-- Stated problem --
Show, in full, each line of the data that contains "this".

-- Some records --
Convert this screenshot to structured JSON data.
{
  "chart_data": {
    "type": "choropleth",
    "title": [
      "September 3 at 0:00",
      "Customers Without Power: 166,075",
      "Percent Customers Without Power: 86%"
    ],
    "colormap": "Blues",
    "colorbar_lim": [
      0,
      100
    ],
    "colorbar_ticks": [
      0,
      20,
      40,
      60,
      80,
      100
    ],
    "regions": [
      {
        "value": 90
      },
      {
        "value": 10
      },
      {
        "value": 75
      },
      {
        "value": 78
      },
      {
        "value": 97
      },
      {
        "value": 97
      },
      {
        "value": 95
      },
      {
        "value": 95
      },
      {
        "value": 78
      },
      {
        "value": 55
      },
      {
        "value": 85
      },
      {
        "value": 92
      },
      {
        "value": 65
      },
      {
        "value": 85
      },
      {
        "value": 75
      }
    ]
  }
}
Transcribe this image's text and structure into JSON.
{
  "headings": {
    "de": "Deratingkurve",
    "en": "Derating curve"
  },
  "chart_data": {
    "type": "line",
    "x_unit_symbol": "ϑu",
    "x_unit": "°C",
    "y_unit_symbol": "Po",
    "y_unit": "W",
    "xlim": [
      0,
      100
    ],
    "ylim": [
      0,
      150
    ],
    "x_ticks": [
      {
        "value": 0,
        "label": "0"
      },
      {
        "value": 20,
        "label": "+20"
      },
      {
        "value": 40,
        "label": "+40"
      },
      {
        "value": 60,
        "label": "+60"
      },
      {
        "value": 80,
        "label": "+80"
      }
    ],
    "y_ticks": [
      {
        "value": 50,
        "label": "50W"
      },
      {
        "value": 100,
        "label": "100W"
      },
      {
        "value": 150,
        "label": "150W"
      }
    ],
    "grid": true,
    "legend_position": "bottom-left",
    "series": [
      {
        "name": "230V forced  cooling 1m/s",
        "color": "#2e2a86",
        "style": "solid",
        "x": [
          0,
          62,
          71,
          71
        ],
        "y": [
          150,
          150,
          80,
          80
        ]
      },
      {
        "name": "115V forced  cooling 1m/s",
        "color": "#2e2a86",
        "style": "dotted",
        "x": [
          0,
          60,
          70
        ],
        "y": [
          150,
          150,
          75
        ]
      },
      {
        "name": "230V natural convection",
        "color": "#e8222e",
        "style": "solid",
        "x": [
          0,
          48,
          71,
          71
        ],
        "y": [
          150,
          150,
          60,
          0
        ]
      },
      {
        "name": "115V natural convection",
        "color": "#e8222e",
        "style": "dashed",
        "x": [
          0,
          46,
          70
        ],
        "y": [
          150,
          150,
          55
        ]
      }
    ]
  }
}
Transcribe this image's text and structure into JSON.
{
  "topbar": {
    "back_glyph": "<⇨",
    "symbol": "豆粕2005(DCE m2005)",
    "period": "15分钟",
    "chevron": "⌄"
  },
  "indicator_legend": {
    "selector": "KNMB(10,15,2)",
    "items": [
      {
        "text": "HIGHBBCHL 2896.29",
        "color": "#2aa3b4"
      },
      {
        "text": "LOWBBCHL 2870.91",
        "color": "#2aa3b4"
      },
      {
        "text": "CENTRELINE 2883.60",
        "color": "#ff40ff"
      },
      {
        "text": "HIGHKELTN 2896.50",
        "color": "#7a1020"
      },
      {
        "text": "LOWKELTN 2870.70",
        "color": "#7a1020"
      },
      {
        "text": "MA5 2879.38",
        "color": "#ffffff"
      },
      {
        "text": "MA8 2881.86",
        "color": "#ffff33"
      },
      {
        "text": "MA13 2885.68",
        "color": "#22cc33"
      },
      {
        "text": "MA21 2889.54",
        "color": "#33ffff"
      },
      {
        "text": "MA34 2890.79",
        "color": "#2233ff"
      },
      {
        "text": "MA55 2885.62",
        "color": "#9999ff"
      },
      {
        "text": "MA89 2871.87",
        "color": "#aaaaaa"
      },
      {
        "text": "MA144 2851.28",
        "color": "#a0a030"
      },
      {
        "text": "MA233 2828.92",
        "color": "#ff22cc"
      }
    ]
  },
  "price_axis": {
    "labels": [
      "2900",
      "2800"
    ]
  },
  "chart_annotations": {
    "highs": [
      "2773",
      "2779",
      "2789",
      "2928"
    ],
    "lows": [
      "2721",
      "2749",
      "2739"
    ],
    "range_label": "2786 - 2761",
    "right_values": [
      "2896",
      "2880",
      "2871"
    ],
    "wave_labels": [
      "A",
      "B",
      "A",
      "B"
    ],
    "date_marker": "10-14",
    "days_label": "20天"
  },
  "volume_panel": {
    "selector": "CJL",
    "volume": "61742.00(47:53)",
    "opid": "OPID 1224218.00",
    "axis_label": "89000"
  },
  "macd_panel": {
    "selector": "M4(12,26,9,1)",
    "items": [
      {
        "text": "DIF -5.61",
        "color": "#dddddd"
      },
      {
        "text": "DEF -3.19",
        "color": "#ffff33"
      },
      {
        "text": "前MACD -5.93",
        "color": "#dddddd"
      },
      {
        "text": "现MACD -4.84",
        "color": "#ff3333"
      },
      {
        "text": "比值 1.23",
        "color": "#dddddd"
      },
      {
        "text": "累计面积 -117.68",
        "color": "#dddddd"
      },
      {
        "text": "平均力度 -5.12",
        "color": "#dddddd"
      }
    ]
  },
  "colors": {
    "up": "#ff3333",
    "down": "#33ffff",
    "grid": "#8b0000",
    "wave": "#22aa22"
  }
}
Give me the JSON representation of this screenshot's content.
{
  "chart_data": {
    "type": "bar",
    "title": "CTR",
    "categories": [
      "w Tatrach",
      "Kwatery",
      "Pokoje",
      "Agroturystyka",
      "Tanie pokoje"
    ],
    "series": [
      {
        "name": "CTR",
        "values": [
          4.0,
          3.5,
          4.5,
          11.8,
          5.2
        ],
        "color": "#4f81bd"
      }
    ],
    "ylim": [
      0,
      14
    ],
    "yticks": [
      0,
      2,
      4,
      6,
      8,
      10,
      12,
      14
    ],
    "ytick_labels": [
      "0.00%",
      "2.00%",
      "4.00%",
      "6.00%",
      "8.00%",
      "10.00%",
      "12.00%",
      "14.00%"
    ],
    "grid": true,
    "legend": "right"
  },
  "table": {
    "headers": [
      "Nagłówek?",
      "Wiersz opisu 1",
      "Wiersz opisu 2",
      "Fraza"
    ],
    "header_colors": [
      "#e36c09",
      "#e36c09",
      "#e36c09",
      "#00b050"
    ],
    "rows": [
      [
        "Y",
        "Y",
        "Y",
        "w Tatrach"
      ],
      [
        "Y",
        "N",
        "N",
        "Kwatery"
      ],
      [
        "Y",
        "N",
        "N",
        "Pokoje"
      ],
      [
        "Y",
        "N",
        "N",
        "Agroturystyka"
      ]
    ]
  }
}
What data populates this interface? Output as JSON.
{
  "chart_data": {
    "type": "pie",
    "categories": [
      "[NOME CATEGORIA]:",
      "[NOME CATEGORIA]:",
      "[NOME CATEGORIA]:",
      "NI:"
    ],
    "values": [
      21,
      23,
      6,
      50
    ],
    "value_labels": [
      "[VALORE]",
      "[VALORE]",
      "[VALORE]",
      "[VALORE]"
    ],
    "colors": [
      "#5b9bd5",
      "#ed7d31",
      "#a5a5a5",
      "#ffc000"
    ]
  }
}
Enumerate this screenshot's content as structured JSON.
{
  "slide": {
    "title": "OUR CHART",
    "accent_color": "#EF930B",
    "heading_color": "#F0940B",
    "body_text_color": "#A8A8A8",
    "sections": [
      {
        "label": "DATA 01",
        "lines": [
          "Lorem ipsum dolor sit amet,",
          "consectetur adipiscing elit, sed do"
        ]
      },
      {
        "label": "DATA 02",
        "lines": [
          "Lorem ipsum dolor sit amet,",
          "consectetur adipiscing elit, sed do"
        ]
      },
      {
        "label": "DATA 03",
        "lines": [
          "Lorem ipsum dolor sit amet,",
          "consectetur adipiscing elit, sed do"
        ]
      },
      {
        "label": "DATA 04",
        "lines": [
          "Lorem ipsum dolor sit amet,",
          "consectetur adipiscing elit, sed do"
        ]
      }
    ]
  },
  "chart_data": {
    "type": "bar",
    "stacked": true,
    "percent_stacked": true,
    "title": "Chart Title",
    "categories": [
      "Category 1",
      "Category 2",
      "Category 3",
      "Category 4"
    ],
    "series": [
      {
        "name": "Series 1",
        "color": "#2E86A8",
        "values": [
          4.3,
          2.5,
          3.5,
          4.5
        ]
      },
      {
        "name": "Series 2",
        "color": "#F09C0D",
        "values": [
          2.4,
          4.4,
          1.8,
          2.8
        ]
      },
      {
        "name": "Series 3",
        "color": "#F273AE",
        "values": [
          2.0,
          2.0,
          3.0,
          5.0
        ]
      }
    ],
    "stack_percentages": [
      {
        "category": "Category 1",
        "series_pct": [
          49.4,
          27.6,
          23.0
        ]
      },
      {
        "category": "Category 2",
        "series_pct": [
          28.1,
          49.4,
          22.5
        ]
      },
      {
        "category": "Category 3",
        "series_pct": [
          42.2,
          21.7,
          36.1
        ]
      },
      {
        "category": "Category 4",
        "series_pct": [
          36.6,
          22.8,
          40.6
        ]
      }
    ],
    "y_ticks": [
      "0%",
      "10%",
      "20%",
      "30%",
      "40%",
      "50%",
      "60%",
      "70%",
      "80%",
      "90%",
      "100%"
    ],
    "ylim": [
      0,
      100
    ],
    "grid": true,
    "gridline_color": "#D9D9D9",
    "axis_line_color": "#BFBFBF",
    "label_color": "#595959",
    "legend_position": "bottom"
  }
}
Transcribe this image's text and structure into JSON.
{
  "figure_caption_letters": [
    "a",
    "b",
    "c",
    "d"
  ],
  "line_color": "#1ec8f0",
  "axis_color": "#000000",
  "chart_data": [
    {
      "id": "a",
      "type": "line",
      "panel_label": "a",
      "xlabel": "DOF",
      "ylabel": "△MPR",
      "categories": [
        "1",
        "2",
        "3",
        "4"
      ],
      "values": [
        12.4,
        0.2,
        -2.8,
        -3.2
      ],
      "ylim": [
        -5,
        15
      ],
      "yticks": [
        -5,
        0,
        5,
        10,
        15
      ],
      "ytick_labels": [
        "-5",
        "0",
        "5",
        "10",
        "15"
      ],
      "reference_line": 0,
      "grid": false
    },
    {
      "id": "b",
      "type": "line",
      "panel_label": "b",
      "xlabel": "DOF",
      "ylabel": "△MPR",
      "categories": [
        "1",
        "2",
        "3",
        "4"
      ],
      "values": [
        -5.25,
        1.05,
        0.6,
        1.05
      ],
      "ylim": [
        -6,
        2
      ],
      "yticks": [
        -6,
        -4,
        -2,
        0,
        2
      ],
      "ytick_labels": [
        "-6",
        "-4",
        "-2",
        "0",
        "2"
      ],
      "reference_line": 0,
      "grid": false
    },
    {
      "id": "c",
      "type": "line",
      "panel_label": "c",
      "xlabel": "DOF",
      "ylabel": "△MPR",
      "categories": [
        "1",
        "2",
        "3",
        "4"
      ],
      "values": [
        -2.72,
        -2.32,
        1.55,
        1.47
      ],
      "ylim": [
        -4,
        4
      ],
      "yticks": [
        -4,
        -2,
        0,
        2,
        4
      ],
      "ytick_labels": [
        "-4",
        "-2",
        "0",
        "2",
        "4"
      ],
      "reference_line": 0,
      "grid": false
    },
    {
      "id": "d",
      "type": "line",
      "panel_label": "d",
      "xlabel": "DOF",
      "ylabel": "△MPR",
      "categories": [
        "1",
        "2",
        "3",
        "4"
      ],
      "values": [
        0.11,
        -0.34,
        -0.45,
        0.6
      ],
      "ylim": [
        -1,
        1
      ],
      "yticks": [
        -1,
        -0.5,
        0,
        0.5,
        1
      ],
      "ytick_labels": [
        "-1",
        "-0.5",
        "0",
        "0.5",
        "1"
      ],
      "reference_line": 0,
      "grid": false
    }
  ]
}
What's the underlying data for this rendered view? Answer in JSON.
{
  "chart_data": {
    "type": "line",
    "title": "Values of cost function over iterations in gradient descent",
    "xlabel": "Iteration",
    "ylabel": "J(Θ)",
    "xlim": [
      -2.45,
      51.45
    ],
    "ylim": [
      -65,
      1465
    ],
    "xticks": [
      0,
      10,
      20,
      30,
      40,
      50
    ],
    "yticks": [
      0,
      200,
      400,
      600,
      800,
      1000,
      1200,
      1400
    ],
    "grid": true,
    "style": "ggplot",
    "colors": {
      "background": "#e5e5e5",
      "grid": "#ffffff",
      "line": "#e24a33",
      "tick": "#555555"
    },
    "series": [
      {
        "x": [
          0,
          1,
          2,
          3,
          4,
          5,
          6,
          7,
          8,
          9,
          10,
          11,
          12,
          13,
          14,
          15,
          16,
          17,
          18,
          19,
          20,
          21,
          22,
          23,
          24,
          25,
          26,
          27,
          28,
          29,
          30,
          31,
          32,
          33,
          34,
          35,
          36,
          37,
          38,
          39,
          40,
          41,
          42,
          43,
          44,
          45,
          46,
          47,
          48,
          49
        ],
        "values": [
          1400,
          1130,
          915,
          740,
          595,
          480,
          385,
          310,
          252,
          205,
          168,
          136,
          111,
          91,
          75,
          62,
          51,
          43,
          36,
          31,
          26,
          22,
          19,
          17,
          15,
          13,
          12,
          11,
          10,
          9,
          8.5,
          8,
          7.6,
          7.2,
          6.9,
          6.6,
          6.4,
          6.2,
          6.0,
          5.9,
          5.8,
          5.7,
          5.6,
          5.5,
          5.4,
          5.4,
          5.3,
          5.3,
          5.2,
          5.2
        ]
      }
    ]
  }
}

-- Exercise output --
Convert this screenshot to structured JSON data.
Transcribe this image's text and structure into JSON.
Transcribe this image's text and structure into JSON.
Give me the JSON representation of this screenshot's content.
What data populates this interface? Output as JSON.
Enumerate this screenshot's content as structured JSON.
Transcribe this image's text and structure into JSON.
What's the underlying data for this rendered view? Answer in JSON.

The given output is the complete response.